Data records

= = = = = = =

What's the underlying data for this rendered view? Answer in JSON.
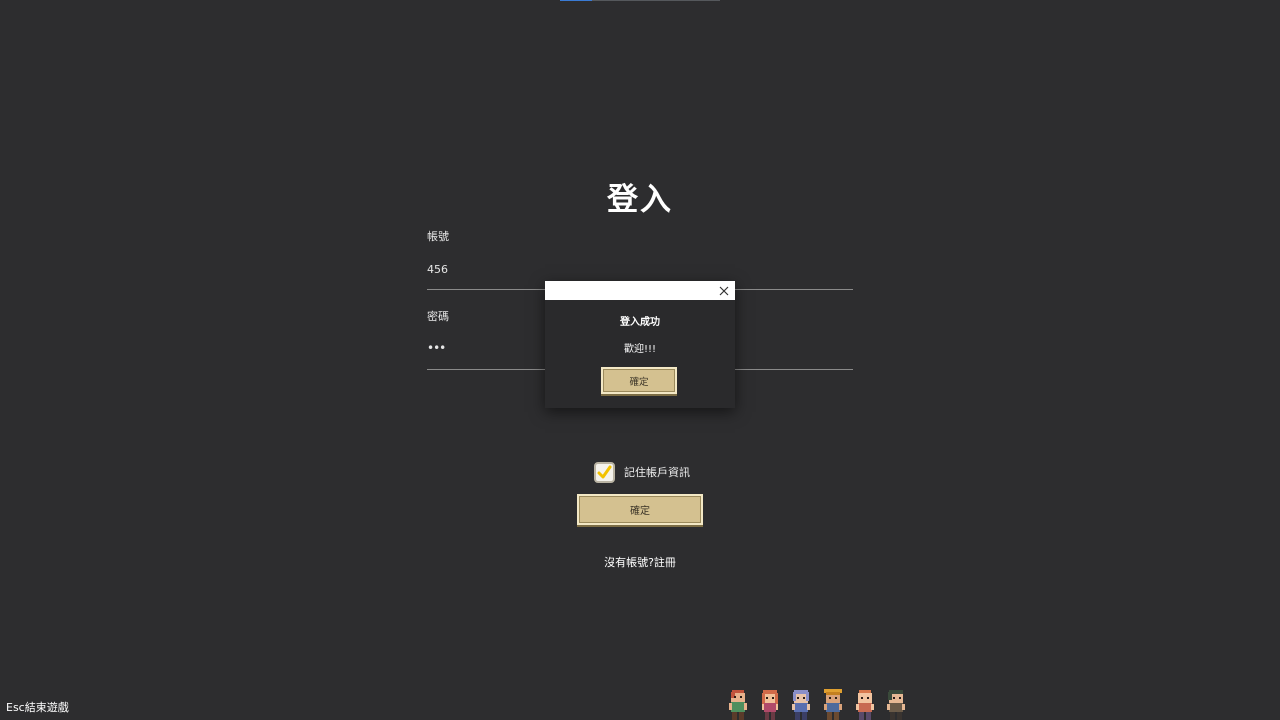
{
  "login": {
    "title": "登入",
    "account_label": "帳號",
    "account_value": "456",
    "password_label": "密碼",
    "password_value": "•••",
    "remember_label": "記住帳戶資訊",
    "remember_checked": true,
    "confirm_label": "確定",
    "register_link": "沒有帳號?註冊"
  },
  "footer": {
    "esc_hint": "Esc結束遊戲"
  },
  "dialog": {
    "title": "登入成功",
    "message": "歡迎!!!",
    "confirm_label": "確定",
    "close_icon": "close-icon"
  },
  "characters": [
    "pixel-character",
    "pixel-character",
    "pixel-character",
    "pixel-character",
    "pixel-character",
    "pixel-character"
  ],
  "colors": {
    "background": "#2d2d2f",
    "button_fill": "#d4c190",
    "button_border": "#f3e8c5",
    "check_mark": "#f2c200",
    "dialog_bg": "#2a2a2c",
    "dialog_header": "#ffffff"
  }
}
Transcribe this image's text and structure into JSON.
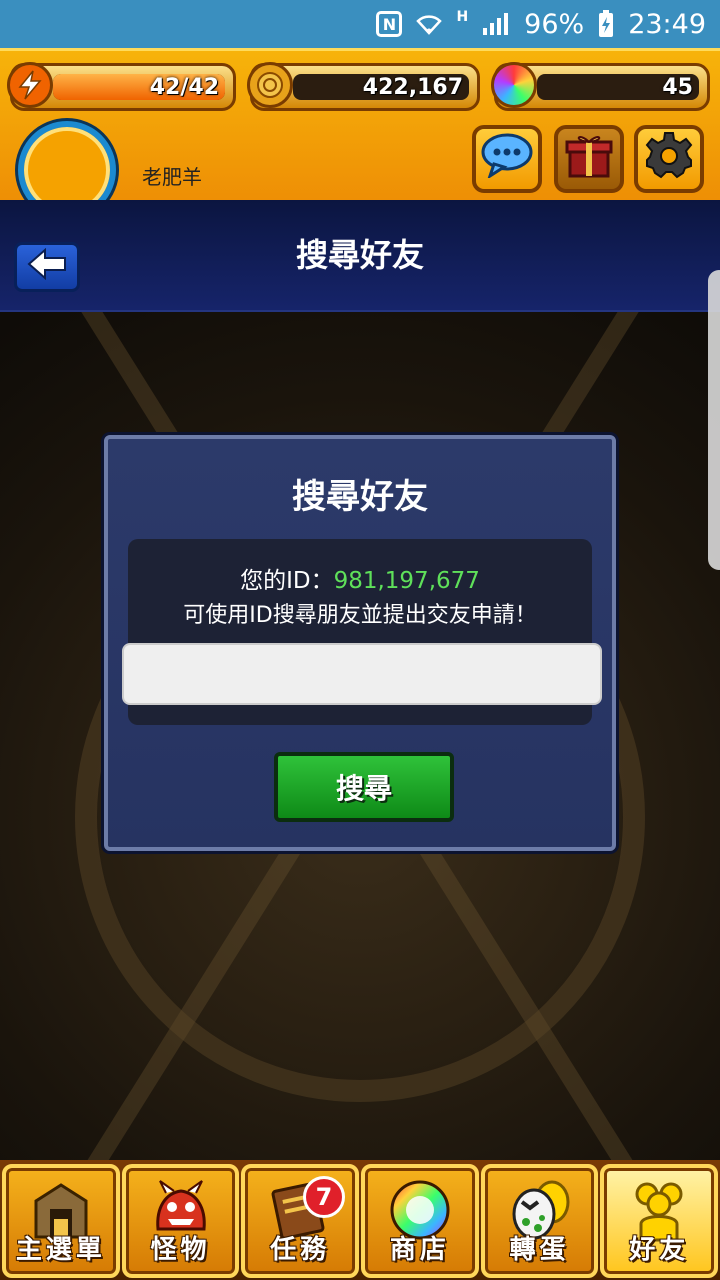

= = = = = = =

> What you are asked to do:
All of the material above needs to be restated exactly, with no pictures.

> Final result:
What's the underlying data for this rendered view? Answer in JSON.
{
  "login": {
    "title": "登入",
    "account_label": "帳號",
    "account_value": "456",
    "password_label": "密碼",
    "password_value": "•••",
    "remember_label": "記住帳戶資訊",
    "remember_checked": true,
    "confirm_label": "確定",
    "register_link": "沒有帳號?註冊"
  },
  "footer": {
    "esc_hint": "Esc結束遊戲"
  },
  "dialog": {
    "title": "登入成功",
    "message": "歡迎!!!",
    "confirm_label": "確定",
    "close_icon": "close-icon"
  },
  "characters": [
    "pixel-character",
    "pixel-character",
    "pixel-character",
    "pixel-character",
    "pixel-character",
    "pixel-character"
  ],
  "colors": {
    "background": "#2d2d2f",
    "button_fill": "#d4c190",
    "button_border": "#f3e8c5",
    "check_mark": "#f2c200",
    "dialog_bg": "#2a2a2c",
    "dialog_header": "#ffffff"
  }
}
Transcribe this image's text and structure into JSON.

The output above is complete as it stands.